### TASK DETAILS
Pictures must be dropped from the copy of the entries below; all else is returned exactly.

### INPUT MATERIAL
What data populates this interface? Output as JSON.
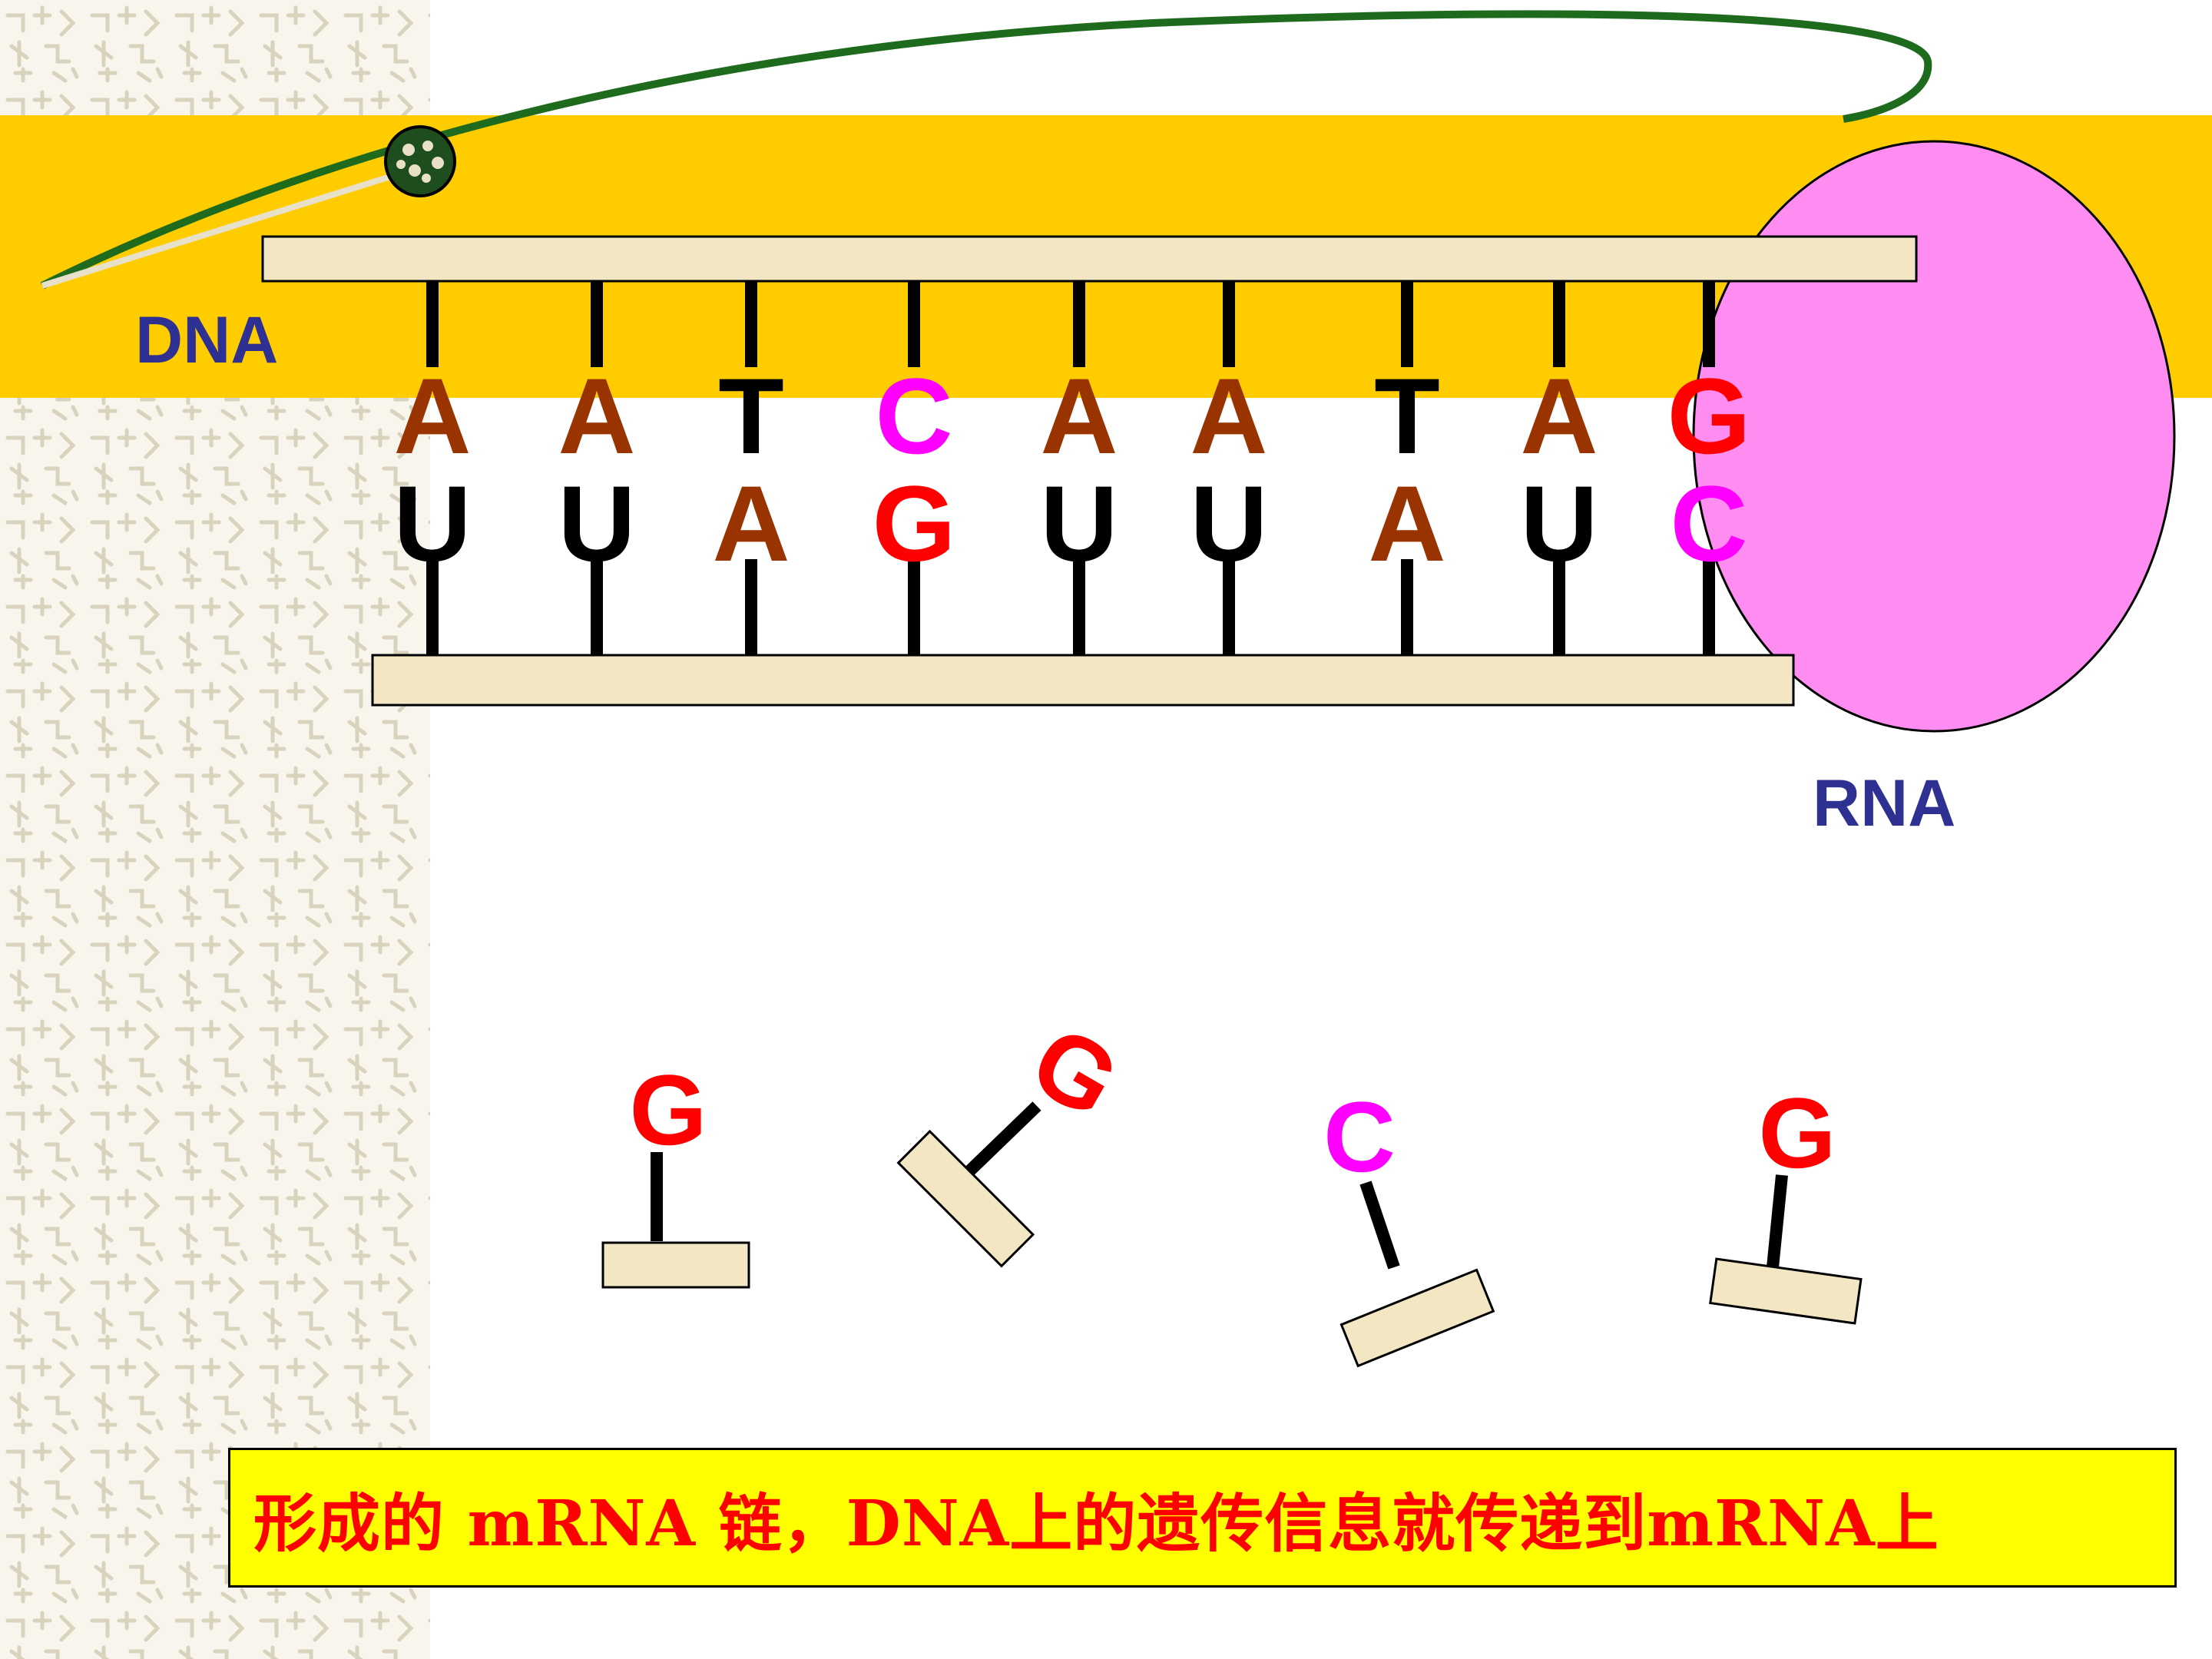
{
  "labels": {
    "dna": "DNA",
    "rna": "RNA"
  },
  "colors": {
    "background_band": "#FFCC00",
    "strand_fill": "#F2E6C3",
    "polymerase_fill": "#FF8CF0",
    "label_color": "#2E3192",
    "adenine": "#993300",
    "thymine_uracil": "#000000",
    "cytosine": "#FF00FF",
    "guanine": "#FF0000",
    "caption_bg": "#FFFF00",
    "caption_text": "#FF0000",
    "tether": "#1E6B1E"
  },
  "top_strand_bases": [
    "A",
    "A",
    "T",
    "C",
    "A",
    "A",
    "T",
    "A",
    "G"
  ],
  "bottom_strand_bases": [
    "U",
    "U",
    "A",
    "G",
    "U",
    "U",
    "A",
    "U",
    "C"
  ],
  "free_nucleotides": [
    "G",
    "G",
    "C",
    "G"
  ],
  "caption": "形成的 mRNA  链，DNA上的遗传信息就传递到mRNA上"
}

### SOLUTION
What data populates this interface? Output as JSON.
{
  "labels": {
    "dna": "DNA",
    "rna": "RNA"
  },
  "colors": {
    "background_band": "#FFCC00",
    "strand_fill": "#F2E6C3",
    "polymerase_fill": "#FF8CF0",
    "label_color": "#2E3192",
    "adenine": "#993300",
    "thymine_uracil": "#000000",
    "cytosine": "#FF00FF",
    "guanine": "#FF0000",
    "caption_bg": "#FFFF00",
    "caption_text": "#FF0000",
    "tether": "#1E6B1E"
  },
  "top_strand_bases": [
    "A",
    "A",
    "T",
    "C",
    "A",
    "A",
    "T",
    "A",
    "G"
  ],
  "bottom_strand_bases": [
    "U",
    "U",
    "A",
    "G",
    "U",
    "U",
    "A",
    "U",
    "C"
  ],
  "free_nucleotides": [
    "G",
    "G",
    "C",
    "G"
  ],
  "caption": "形成的 mRNA  链，DNA上的遗传信息就传递到mRNA上"
}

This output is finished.